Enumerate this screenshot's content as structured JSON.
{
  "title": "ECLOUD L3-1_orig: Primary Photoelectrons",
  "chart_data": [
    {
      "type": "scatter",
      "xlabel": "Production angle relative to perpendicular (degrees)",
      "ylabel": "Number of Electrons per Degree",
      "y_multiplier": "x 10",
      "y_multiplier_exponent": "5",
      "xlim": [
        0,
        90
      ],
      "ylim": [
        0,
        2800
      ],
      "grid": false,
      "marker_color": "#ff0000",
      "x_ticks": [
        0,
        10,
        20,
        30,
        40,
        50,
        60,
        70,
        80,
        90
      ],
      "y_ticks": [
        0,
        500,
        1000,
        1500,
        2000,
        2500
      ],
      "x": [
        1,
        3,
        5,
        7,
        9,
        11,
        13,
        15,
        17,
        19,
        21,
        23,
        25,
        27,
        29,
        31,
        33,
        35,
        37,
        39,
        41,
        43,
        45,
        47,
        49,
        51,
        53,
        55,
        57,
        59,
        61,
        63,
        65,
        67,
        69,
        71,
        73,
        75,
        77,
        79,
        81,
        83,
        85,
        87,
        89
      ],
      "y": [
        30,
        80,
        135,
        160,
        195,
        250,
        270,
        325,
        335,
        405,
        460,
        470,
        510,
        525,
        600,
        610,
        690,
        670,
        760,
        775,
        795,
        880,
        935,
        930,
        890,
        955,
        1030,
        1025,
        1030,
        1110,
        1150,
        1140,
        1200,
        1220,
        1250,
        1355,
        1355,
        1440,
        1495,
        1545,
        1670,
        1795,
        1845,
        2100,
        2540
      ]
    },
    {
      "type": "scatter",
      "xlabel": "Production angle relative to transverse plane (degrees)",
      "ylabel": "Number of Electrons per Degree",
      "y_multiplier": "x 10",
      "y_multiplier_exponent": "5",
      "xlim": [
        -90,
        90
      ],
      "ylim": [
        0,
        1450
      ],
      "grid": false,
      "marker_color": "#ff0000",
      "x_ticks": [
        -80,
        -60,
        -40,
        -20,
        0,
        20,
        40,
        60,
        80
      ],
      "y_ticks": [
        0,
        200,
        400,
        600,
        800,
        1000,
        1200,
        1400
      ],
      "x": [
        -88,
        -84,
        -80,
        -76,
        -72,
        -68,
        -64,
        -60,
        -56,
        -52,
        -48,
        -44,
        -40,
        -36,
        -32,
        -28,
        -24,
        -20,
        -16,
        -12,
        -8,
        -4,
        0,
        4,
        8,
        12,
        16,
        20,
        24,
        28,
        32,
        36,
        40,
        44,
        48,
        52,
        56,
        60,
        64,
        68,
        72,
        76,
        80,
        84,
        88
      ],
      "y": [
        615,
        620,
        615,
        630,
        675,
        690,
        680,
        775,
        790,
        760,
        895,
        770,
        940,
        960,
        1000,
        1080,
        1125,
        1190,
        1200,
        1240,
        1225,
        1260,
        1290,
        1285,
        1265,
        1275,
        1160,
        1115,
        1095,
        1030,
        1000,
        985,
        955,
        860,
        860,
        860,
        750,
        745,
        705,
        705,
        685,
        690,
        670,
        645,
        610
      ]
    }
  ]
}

######

Task to complete:
Make an exact copy of the data above.

Expected answer:
Enumerate this screenshot's content as structured JSON.
{
  "title": "ECLOUD L3-1_orig: Primary Photoelectrons",
  "chart_data": [
    {
      "type": "scatter",
      "xlabel": "Production angle relative to perpendicular (degrees)",
      "ylabel": "Number of Electrons per Degree",
      "y_multiplier": "x 10",
      "y_multiplier_exponent": "5",
      "xlim": [
        0,
        90
      ],
      "ylim": [
        0,
        2800
      ],
      "grid": false,
      "marker_color": "#ff0000",
      "x_ticks": [
        0,
        10,
        20,
        30,
        40,
        50,
        60,
        70,
        80,
        90
      ],
      "y_ticks": [
        0,
        500,
        1000,
        1500,
        2000,
        2500
      ],
      "x": [
        1,
        3,
        5,
        7,
        9,
        11,
        13,
        15,
        17,
        19,
        21,
        23,
        25,
        27,
        29,
        31,
        33,
        35,
        37,
        39,
        41,
        43,
        45,
        47,
        49,
        51,
        53,
        55,
        57,
        59,
        61,
        63,
        65,
        67,
        69,
        71,
        73,
        75,
        77,
        79,
        81,
        83,
        85,
        87,
        89
      ],
      "y": [
        30,
        80,
        135,
        160,
        195,
        250,
        270,
        325,
        335,
        405,
        460,
        470,
        510,
        525,
        600,
        610,
        690,
        670,
        760,
        775,
        795,
        880,
        935,
        930,
        890,
        955,
        1030,
        1025,
        1030,
        1110,
        1150,
        1140,
        1200,
        1220,
        1250,
        1355,
        1355,
        1440,
        1495,
        1545,
        1670,
        1795,
        1845,
        2100,
        2540
      ]
    },
    {
      "type": "scatter",
      "xlabel": "Production angle relative to transverse plane (degrees)",
      "ylabel": "Number of Electrons per Degree",
      "y_multiplier": "x 10",
      "y_multiplier_exponent": "5",
      "xlim": [
        -90,
        90
      ],
      "ylim": [
        0,
        1450
      ],
      "grid": false,
      "marker_color": "#ff0000",
      "x_ticks": [
        -80,
        -60,
        -40,
        -20,
        0,
        20,
        40,
        60,
        80
      ],
      "y_ticks": [
        0,
        200,
        400,
        600,
        800,
        1000,
        1200,
        1400
      ],
      "x": [
        -88,
        -84,
        -80,
        -76,
        -72,
        -68,
        -64,
        -60,
        -56,
        -52,
        -48,
        -44,
        -40,
        -36,
        -32,
        -28,
        -24,
        -20,
        -16,
        -12,
        -8,
        -4,
        0,
        4,
        8,
        12,
        16,
        20,
        24,
        28,
        32,
        36,
        40,
        44,
        48,
        52,
        56,
        60,
        64,
        68,
        72,
        76,
        80,
        84,
        88
      ],
      "y": [
        615,
        620,
        615,
        630,
        675,
        690,
        680,
        775,
        790,
        760,
        895,
        770,
        940,
        960,
        1000,
        1080,
        1125,
        1190,
        1200,
        1240,
        1225,
        1260,
        1290,
        1285,
        1265,
        1275,
        1160,
        1115,
        1095,
        1030,
        1000,
        985,
        955,
        860,
        860,
        860,
        750,
        745,
        705,
        705,
        685,
        690,
        670,
        645,
        610
      ]
    }
  ]
}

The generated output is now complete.